GIVEN TASK:
Wherever the word "Filip" appears in a line, copy that line.

-.-.-

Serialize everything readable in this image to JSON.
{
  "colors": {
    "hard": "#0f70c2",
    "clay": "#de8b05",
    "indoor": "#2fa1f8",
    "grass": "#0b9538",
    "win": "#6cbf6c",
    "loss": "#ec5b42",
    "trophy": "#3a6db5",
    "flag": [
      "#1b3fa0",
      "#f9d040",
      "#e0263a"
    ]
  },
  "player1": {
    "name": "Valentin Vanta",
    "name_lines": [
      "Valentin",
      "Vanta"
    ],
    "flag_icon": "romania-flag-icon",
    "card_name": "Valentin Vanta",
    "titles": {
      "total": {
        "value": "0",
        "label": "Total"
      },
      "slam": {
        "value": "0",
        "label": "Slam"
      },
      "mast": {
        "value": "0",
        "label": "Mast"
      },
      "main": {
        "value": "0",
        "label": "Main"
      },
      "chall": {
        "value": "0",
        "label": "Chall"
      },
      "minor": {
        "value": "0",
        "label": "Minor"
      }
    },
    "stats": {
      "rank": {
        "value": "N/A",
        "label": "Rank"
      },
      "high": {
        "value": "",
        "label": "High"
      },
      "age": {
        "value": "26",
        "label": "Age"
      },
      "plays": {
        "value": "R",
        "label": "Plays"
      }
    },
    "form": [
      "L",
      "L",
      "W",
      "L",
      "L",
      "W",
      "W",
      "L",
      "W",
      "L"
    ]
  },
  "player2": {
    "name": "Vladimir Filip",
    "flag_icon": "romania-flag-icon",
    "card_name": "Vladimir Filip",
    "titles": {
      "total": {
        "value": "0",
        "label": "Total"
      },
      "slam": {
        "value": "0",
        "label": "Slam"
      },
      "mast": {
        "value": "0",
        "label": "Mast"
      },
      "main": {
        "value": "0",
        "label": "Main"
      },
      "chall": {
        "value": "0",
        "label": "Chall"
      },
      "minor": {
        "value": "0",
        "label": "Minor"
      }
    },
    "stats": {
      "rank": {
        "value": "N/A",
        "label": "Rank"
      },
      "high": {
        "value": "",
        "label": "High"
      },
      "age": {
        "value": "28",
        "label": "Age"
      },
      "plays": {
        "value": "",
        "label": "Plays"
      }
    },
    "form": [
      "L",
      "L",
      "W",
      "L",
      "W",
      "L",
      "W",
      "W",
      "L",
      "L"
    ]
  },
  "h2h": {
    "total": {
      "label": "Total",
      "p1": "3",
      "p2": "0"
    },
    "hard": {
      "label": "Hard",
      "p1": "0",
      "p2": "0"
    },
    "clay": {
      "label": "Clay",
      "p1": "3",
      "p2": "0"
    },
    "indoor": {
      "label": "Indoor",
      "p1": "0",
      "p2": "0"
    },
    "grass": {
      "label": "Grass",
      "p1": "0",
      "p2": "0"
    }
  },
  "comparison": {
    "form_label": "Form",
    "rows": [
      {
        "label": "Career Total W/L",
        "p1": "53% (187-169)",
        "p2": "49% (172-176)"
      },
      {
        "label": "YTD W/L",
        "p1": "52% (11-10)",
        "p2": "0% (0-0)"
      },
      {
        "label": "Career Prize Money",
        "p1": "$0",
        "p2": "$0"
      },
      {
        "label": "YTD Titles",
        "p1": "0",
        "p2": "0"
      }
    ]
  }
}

-.-.-

TASK RESULT:
    "name": "Vladimir Filip",
    "card_name": "Vladimir Filip",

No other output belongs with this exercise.